Request -> Return all of the data exactly as given.

Material to process ->
<<<<
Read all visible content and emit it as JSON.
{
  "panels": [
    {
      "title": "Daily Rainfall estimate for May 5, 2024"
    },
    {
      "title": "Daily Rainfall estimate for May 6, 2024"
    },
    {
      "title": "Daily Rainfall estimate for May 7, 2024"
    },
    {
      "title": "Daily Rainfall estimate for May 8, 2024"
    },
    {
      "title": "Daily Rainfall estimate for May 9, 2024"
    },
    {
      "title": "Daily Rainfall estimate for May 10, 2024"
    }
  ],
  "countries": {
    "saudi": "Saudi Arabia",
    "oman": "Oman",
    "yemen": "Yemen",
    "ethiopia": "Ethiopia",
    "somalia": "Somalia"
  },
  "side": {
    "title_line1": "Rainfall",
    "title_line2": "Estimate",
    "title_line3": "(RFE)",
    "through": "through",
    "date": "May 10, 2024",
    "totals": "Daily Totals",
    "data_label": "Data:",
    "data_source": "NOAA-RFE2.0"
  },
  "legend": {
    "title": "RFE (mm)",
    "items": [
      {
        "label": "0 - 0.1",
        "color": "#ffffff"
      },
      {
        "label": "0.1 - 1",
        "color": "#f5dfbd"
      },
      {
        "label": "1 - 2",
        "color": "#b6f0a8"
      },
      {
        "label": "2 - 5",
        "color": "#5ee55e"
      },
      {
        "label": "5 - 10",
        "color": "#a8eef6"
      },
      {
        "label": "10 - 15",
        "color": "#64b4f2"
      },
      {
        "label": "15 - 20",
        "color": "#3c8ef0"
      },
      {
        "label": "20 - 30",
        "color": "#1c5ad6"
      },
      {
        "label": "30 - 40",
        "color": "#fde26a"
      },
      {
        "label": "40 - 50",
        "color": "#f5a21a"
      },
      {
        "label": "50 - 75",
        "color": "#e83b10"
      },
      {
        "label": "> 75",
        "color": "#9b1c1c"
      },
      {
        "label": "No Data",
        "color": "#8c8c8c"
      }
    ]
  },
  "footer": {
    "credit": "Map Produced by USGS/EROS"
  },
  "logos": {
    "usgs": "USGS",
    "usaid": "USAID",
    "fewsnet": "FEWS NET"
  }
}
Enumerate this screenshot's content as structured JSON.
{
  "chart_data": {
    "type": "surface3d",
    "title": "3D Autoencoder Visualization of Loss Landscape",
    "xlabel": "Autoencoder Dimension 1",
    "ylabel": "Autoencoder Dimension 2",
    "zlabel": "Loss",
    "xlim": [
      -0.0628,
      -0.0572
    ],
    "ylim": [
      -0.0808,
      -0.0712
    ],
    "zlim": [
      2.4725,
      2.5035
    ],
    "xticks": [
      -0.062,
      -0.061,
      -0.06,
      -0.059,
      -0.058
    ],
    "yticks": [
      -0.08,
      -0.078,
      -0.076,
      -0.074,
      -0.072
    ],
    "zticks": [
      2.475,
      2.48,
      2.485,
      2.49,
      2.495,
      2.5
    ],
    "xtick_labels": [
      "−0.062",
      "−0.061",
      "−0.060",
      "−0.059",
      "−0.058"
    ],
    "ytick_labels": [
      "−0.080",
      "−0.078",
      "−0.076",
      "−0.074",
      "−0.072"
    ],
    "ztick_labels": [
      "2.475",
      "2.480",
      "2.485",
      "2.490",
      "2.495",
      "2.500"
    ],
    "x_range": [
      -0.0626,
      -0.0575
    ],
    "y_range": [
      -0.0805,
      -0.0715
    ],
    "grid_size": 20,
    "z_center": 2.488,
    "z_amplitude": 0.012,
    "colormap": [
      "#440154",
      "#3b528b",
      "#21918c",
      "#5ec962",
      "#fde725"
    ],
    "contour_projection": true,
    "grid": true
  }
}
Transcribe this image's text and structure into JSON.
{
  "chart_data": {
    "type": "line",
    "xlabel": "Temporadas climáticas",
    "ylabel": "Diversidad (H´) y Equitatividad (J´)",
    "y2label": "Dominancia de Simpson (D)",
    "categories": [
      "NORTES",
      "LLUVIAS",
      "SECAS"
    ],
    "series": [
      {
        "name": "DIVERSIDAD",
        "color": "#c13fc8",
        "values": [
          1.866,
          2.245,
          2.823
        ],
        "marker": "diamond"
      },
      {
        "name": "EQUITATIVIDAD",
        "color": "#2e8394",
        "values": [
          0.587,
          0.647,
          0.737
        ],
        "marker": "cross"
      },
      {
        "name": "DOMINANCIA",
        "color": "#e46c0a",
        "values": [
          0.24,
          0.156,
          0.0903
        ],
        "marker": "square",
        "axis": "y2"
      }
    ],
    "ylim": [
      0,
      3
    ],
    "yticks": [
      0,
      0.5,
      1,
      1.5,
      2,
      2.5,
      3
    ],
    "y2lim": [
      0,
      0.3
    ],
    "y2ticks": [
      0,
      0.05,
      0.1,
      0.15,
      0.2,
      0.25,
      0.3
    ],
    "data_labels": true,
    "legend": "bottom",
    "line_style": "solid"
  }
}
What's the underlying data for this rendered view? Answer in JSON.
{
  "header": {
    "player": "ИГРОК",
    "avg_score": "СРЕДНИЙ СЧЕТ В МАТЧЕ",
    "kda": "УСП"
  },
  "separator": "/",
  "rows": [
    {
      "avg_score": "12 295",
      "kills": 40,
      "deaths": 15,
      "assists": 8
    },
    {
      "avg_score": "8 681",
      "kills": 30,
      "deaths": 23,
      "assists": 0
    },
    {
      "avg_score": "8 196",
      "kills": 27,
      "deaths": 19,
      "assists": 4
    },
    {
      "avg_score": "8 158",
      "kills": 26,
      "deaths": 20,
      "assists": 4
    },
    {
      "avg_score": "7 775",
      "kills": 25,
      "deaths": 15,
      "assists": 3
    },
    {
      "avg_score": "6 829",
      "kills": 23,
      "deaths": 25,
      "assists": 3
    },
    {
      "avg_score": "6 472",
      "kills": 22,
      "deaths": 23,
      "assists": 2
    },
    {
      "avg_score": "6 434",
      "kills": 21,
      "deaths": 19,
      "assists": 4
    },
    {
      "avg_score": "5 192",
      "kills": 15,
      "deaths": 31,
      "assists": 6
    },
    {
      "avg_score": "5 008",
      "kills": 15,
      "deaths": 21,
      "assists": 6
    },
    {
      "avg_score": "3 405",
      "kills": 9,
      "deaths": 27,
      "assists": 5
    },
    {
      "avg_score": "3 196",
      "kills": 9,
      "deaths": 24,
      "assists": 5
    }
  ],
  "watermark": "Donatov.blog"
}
>>>>
Solution to the problem ->
Read all visible content and emit it as JSON.
{
  "panels": [
    {
      "title": "Daily Rainfall estimate for May 5, 2024"
    },
    {
      "title": "Daily Rainfall estimate for May 6, 2024"
    },
    {
      "title": "Daily Rainfall estimate for May 7, 2024"
    },
    {
      "title": "Daily Rainfall estimate for May 8, 2024"
    },
    {
      "title": "Daily Rainfall estimate for May 9, 2024"
    },
    {
      "title": "Daily Rainfall estimate for May 10, 2024"
    }
  ],
  "countries": {
    "saudi": "Saudi Arabia",
    "oman": "Oman",
    "yemen": "Yemen",
    "ethiopia": "Ethiopia",
    "somalia": "Somalia"
  },
  "side": {
    "title_line1": "Rainfall",
    "title_line2": "Estimate",
    "title_line3": "(RFE)",
    "through": "through",
    "date": "May 10, 2024",
    "totals": "Daily Totals",
    "data_label": "Data:",
    "data_source": "NOAA-RFE2.0"
  },
  "legend": {
    "title": "RFE (mm)",
    "items": [
      {
        "label": "0 - 0.1",
        "color": "#ffffff"
      },
      {
        "label": "0.1 - 1",
        "color": "#f5dfbd"
      },
      {
        "label": "1 - 2",
        "color": "#b6f0a8"
      },
      {
        "label": "2 - 5",
        "color": "#5ee55e"
      },
      {
        "label": "5 - 10",
        "color": "#a8eef6"
      },
      {
        "label": "10 - 15",
        "color": "#64b4f2"
      },
      {
        "label": "15 - 20",
        "color": "#3c8ef0"
      },
      {
        "label": "20 - 30",
        "color": "#1c5ad6"
      },
      {
        "label": "30 - 40",
        "color": "#fde26a"
      },
      {
        "label": "40 - 50",
        "color": "#f5a21a"
      },
      {
        "label": "50 - 75",
        "color": "#e83b10"
      },
      {
        "label": "> 75",
        "color": "#9b1c1c"
      },
      {
        "label": "No Data",
        "color": "#8c8c8c"
      }
    ]
  },
  "footer": {
    "credit": "Map Produced by USGS/EROS"
  },
  "logos": {
    "usgs": "USGS",
    "usaid": "USAID",
    "fewsnet": "FEWS NET"
  }
}
Enumerate this screenshot's content as structured JSON.
{
  "chart_data": {
    "type": "surface3d",
    "title": "3D Autoencoder Visualization of Loss Landscape",
    "xlabel": "Autoencoder Dimension 1",
    "ylabel": "Autoencoder Dimension 2",
    "zlabel": "Loss",
    "xlim": [
      -0.0628,
      -0.0572
    ],
    "ylim": [
      -0.0808,
      -0.0712
    ],
    "zlim": [
      2.4725,
      2.5035
    ],
    "xticks": [
      -0.062,
      -0.061,
      -0.06,
      -0.059,
      -0.058
    ],
    "yticks": [
      -0.08,
      -0.078,
      -0.076,
      -0.074,
      -0.072
    ],
    "zticks": [
      2.475,
      2.48,
      2.485,
      2.49,
      2.495,
      2.5
    ],
    "xtick_labels": [
      "−0.062",
      "−0.061",
      "−0.060",
      "−0.059",
      "−0.058"
    ],
    "ytick_labels": [
      "−0.080",
      "−0.078",
      "−0.076",
      "−0.074",
      "−0.072"
    ],
    "ztick_labels": [
      "2.475",
      "2.480",
      "2.485",
      "2.490",
      "2.495",
      "2.500"
    ],
    "x_range": [
      -0.0626,
      -0.0575
    ],
    "y_range": [
      -0.0805,
      -0.0715
    ],
    "grid_size": 20,
    "z_center": 2.488,
    "z_amplitude": 0.012,
    "colormap": [
      "#440154",
      "#3b528b",
      "#21918c",
      "#5ec962",
      "#fde725"
    ],
    "contour_projection": true,
    "grid": true
  }
}
Transcribe this image's text and structure into JSON.
{
  "chart_data": {
    "type": "line",
    "xlabel": "Temporadas climáticas",
    "ylabel": "Diversidad (H´) y Equitatividad (J´)",
    "y2label": "Dominancia de Simpson (D)",
    "categories": [
      "NORTES",
      "LLUVIAS",
      "SECAS"
    ],
    "series": [
      {
        "name": "DIVERSIDAD",
        "color": "#c13fc8",
        "values": [
          1.866,
          2.245,
          2.823
        ],
        "marker": "diamond"
      },
      {
        "name": "EQUITATIVIDAD",
        "color": "#2e8394",
        "values": [
          0.587,
          0.647,
          0.737
        ],
        "marker": "cross"
      },
      {
        "name": "DOMINANCIA",
        "color": "#e46c0a",
        "values": [
          0.24,
          0.156,
          0.0903
        ],
        "marker": "square",
        "axis": "y2"
      }
    ],
    "ylim": [
      0,
      3
    ],
    "yticks": [
      0,
      0.5,
      1,
      1.5,
      2,
      2.5,
      3
    ],
    "y2lim": [
      0,
      0.3
    ],
    "y2ticks": [
      0,
      0.05,
      0.1,
      0.15,
      0.2,
      0.25,
      0.3
    ],
    "data_labels": true,
    "legend": "bottom",
    "line_style": "solid"
  }
}
What's the underlying data for this rendered view? Answer in JSON.
{
  "header": {
    "player": "ИГРОК",
    "avg_score": "СРЕДНИЙ СЧЕТ В МАТЧЕ",
    "kda": "УСП"
  },
  "separator": "/",
  "rows": [
    {
      "avg_score": "12 295",
      "kills": 40,
      "deaths": 15,
      "assists": 8
    },
    {
      "avg_score": "8 681",
      "kills": 30,
      "deaths": 23,
      "assists": 0
    },
    {
      "avg_score": "8 196",
      "kills": 27,
      "deaths": 19,
      "assists": 4
    },
    {
      "avg_score": "8 158",
      "kills": 26,
      "deaths": 20,
      "assists": 4
    },
    {
      "avg_score": "7 775",
      "kills": 25,
      "deaths": 15,
      "assists": 3
    },
    {
      "avg_score": "6 829",
      "kills": 23,
      "deaths": 25,
      "assists": 3
    },
    {
      "avg_score": "6 472",
      "kills": 22,
      "deaths": 23,
      "assists": 2
    },
    {
      "avg_score": "6 434",
      "kills": 21,
      "deaths": 19,
      "assists": 4
    },
    {
      "avg_score": "5 192",
      "kills": 15,
      "deaths": 31,
      "assists": 6
    },
    {
      "avg_score": "5 008",
      "kills": 15,
      "deaths": 21,
      "assists": 6
    },
    {
      "avg_score": "3 405",
      "kills": 9,
      "deaths": 27,
      "assists": 5
    },
    {
      "avg_score": "3 196",
      "kills": 9,
      "deaths": 24,
      "assists": 5
    }
  ],
  "watermark": "Donatov.blog"
}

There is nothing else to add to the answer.